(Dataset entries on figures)
────────────────────
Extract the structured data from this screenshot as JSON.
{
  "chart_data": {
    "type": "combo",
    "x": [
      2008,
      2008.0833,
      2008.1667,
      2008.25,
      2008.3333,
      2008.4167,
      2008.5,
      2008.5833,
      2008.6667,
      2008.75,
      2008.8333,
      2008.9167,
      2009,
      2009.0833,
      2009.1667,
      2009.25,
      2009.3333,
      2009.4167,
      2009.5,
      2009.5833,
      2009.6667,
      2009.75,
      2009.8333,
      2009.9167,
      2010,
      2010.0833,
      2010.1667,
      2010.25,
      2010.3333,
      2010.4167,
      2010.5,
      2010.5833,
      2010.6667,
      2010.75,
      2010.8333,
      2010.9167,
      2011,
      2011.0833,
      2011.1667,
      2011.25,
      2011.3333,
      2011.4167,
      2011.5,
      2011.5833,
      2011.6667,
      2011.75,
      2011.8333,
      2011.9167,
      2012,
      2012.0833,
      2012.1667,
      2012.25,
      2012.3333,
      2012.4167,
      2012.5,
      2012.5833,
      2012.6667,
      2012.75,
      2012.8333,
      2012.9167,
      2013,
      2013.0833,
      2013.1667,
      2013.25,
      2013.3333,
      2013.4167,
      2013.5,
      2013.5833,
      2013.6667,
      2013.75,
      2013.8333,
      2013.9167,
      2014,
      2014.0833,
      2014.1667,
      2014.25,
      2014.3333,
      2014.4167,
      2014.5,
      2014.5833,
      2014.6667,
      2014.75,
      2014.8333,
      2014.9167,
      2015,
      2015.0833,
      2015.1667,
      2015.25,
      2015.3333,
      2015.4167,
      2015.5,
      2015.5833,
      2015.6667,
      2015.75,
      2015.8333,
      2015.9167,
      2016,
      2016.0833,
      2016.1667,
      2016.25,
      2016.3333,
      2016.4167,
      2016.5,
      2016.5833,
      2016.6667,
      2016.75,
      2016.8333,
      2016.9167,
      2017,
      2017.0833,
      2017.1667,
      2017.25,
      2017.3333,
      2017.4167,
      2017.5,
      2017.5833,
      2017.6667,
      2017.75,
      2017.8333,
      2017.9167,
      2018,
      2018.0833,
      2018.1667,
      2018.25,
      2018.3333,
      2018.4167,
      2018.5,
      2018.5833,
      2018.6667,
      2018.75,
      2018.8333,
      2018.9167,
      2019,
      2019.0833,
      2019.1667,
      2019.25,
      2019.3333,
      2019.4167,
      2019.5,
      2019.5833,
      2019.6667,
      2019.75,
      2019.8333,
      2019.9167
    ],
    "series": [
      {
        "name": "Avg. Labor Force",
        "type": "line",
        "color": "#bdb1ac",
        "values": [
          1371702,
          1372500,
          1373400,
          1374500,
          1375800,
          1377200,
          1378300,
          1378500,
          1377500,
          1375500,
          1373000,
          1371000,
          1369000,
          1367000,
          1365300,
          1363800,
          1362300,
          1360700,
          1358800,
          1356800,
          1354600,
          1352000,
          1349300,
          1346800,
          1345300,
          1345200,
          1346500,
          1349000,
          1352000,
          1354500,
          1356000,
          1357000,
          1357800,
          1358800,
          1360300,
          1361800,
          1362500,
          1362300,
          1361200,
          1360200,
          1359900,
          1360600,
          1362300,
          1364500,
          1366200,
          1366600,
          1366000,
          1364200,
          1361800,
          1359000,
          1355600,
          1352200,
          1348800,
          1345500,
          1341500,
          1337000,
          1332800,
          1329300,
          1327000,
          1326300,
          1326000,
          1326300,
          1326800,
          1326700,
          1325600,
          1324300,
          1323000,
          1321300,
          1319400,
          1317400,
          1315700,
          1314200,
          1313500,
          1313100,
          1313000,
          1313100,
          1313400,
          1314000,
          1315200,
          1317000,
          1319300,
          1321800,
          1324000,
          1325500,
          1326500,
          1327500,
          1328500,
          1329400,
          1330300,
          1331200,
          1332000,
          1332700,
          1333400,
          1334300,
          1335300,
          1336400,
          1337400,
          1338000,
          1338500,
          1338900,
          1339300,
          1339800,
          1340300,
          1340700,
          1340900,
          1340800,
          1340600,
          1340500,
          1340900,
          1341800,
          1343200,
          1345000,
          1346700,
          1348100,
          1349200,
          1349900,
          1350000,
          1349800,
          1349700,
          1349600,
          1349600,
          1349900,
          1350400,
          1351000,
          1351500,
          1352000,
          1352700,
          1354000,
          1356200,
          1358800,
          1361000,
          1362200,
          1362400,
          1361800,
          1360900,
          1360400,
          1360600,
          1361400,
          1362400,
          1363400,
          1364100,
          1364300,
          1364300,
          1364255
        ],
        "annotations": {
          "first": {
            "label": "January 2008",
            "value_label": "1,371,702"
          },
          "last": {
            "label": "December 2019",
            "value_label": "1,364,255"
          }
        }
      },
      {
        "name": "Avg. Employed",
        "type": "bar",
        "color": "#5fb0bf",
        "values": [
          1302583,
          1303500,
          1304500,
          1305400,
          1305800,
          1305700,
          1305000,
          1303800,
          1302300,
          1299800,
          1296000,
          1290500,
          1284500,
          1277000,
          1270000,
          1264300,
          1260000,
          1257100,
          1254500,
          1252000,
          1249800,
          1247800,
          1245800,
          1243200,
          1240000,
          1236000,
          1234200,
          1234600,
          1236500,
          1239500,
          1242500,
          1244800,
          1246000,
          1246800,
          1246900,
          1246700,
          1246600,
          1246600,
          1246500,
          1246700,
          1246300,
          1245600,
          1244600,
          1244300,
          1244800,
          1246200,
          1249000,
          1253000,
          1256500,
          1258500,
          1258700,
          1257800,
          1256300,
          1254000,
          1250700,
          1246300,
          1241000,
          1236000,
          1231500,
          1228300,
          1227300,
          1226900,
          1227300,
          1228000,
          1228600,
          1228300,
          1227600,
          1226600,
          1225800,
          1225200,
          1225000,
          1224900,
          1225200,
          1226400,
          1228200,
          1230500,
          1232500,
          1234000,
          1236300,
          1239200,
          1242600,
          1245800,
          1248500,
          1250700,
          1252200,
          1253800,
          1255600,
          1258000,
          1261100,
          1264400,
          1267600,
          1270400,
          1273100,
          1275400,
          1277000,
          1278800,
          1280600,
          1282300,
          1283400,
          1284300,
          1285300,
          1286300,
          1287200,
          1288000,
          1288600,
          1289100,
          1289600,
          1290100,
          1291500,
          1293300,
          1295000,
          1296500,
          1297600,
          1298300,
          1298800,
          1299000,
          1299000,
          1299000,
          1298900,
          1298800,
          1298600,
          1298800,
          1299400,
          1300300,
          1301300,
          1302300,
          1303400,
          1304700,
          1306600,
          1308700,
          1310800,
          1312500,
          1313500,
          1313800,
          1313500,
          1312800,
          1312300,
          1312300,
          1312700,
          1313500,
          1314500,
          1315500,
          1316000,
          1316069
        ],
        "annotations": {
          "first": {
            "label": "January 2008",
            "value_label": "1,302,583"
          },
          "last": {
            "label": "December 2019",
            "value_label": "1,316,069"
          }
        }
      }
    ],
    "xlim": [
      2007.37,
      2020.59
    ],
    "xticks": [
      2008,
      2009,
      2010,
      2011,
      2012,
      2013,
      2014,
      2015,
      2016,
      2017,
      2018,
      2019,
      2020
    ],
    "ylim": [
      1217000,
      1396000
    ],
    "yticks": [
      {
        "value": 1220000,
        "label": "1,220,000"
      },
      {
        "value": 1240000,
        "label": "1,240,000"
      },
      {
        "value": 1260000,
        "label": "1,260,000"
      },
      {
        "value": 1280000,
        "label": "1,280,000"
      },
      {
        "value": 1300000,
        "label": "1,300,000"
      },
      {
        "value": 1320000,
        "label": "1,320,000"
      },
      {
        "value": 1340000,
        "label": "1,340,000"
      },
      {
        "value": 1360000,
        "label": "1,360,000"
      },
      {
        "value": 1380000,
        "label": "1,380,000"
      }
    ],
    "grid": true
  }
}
────────────────────
**Task to complete:** Keep only the lines that hold the string "name", and copy them out.

**Exercise answer:**
        "name": "Avg. Labor Force",
        "name": "Avg. Employed",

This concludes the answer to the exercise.